▶ Consegna 1: Nel testo sul significato delle parole, quale esempio viene dato per illustrare l'iponimia?
▶ Consegna 2: Riprendi il testo sul significato delle parole e proseguilo a partire dalla sua ultima frase.

▶ Testo di partenza:

_____

Scritto da Federica L. Mattei

Mentre parliamo proponiamo al nostro interlocutore una serie di significati sia attraverso il linguaggio non verbale di ho già parlato in un precedente articolo, sia utilizzando i due concetti di significato “visibile” che caratterizzano le parole: un significato più propriamente concettuale che descrive la parola per quello che è (es. ago: strumento in acciaio, sottile e acuminato), e un significato associativo che connota la parola per quello che evoca (es. ago: malattia, sangue oppure ricamare).
Ma le parole hanno anche delle caratteristiche che li differenziano le une dalle altre ovvero i ruoli semantici: l’agente che in una frase è l’entità che svolge l’azione (non si tratta necessariamente di entità umane come nella frase “il vento smosse le fronde”); il tema è l’entità coinvolta nell’azione.
Quando un agente utilizza un’altra entità per svolgere un’azione, tale altra entità svolge il ruolo di strumento mentre quando l’entità non svolge l’azione ma è in grado di provare un sentimento svolgerà il ruolo semantico di esperiente.
Oltre a ricoprire dei ruoli semantici (ci sono anche il locativo, la fonte e la meta che sono per così dire di “luogo”), le parole godono di una relazione lessicale che fornisce ulteriori significati.
Tali relazioni sono:
1- la sinonimia: ovvero quelle parole dette sinonimi che hanno un significato molto simile tra loro;
2- l'antonimia: ovvero quelle parole dette antonimi che hanno significati opposti tra di loro (e si dividono in graduabili, non graduabili e reversibili);
3- l'iponimia: ovvero quando il significato di una parola è incluso in quello di un’altra come nel caso di verdura/melanzana.
Oltre a tutti questi aspetti menzionati sinora esiste un significato più profondo di un enunciato che riguarda ciò che il parlante intende dire. Lo studio di tale prospettiva comunicativa prende il nome di pragmatica.

_____

▶ Elementi tratti da una fonte di dati:
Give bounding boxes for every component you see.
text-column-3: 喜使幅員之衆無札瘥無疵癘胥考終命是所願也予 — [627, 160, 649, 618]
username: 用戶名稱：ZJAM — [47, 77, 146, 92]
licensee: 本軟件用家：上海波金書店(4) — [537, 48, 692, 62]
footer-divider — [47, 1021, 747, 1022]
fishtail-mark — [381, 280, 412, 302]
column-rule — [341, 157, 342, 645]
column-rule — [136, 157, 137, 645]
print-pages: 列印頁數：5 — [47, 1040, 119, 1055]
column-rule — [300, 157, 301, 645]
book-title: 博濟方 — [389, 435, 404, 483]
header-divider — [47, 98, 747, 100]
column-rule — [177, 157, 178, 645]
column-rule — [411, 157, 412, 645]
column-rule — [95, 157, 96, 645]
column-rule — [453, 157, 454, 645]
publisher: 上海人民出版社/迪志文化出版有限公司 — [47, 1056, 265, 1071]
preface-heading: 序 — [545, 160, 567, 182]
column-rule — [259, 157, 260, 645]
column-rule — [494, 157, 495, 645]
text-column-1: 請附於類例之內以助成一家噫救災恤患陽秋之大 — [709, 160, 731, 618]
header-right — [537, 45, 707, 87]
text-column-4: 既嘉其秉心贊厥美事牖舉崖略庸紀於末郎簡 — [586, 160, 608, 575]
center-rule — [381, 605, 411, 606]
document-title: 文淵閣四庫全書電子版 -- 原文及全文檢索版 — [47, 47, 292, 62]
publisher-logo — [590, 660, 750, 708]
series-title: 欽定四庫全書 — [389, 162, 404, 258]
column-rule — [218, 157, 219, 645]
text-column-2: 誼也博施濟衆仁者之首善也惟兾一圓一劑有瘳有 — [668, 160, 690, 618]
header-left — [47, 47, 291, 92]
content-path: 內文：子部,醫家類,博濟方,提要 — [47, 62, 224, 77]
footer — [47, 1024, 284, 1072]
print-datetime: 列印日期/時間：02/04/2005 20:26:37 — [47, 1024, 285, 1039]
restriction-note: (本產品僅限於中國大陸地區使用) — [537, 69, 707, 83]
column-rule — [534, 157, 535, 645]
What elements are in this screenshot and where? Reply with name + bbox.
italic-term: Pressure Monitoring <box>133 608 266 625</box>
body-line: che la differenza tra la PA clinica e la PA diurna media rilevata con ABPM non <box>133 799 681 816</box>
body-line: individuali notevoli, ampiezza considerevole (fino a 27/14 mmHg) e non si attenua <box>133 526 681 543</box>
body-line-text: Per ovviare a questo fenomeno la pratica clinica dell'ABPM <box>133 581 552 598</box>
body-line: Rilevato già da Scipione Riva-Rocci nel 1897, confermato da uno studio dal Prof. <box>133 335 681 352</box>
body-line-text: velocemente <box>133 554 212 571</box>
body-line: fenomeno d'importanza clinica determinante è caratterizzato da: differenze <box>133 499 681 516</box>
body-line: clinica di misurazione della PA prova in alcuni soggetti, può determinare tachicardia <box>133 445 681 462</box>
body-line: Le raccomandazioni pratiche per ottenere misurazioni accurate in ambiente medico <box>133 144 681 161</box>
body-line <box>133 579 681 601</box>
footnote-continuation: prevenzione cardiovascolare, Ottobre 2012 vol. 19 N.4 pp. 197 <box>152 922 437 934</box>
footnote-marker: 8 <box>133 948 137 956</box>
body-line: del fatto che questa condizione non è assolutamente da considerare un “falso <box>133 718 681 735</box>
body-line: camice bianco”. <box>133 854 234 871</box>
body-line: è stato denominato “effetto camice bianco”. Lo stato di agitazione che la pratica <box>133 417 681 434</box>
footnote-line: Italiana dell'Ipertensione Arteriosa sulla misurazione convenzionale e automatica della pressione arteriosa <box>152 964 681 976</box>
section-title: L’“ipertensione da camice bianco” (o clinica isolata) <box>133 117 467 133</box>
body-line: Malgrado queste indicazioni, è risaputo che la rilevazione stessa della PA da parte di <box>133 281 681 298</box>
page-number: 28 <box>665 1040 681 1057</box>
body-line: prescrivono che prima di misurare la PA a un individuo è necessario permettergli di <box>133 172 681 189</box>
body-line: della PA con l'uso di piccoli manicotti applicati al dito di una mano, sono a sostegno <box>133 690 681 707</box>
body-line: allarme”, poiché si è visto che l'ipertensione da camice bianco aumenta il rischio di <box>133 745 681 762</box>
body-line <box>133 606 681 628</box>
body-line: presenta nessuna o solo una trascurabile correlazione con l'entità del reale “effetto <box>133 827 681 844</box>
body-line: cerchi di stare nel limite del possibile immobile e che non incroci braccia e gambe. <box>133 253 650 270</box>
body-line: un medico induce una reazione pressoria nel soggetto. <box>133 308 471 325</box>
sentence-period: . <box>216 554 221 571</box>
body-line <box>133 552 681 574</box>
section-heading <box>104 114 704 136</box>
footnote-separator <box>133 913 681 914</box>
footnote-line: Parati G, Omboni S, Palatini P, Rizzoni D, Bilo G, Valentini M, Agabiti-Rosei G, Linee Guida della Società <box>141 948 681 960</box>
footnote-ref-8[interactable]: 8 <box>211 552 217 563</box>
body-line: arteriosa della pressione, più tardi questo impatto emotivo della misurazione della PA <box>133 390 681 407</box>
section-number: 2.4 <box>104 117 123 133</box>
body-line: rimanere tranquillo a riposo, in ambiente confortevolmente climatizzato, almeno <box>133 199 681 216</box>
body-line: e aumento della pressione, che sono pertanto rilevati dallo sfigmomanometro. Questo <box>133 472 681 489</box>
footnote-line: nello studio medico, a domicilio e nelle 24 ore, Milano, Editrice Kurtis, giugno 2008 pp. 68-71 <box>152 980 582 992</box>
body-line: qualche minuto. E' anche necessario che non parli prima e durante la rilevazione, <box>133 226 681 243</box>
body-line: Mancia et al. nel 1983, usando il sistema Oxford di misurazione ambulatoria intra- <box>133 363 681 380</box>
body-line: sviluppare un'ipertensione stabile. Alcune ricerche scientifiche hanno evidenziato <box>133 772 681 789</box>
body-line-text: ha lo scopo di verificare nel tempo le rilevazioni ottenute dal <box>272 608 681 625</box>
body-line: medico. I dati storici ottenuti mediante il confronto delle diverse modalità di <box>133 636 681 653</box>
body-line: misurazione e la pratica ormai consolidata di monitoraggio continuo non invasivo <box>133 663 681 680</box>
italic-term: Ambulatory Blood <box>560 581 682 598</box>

_____

▶ Risposta 1: L'esempio è la coppia verdura/melanzana.

▶ Risposta 2:
Per poter cogliere il significato invisibile di ciò che il parlante vuole comunicare, dobbiamo appellarci a tutta una serie di assunti e aspettative condivise che vanno al di là del significato concettuale delle parole. Uno degli elementi che ci aiuta a comprendere i significati è certamente il contesto fisico in cui il vocabolo è inserito cioè le altre parole contenute nella frase.
Tuttavia, esistono delle parole (le espressioni deittiche quali tu, lei, domani, qua ecc.) che non si possono interpretare se non si conosce il contesto a cui il parlante si sta riferendo e. talvolta, il parlante stesso.
Più in generale, le parole di per sé non si riferiscono a nulla; è il parlante che utilizza il linguaggio per permettere all’ascoltatore di identificare un significato. Questo processo è definito riferimento.
Ma c’è di più.
Affinché un atto di riferimento abbia successo bisogna che l’ascoltatore possa usufruire di qualunque informazione aggiuntiva per mettere in relazione le parole coi contenuti e comprendere anche il non detto.
Credo che per comprendere fino in fondo un contenuto comunicativo sia necessario un processo di interpretazione di ciò che una persona intende dire e di una buona capacità di analisi del discorso.
Ma di questo aspetto parlerò la prossima volta.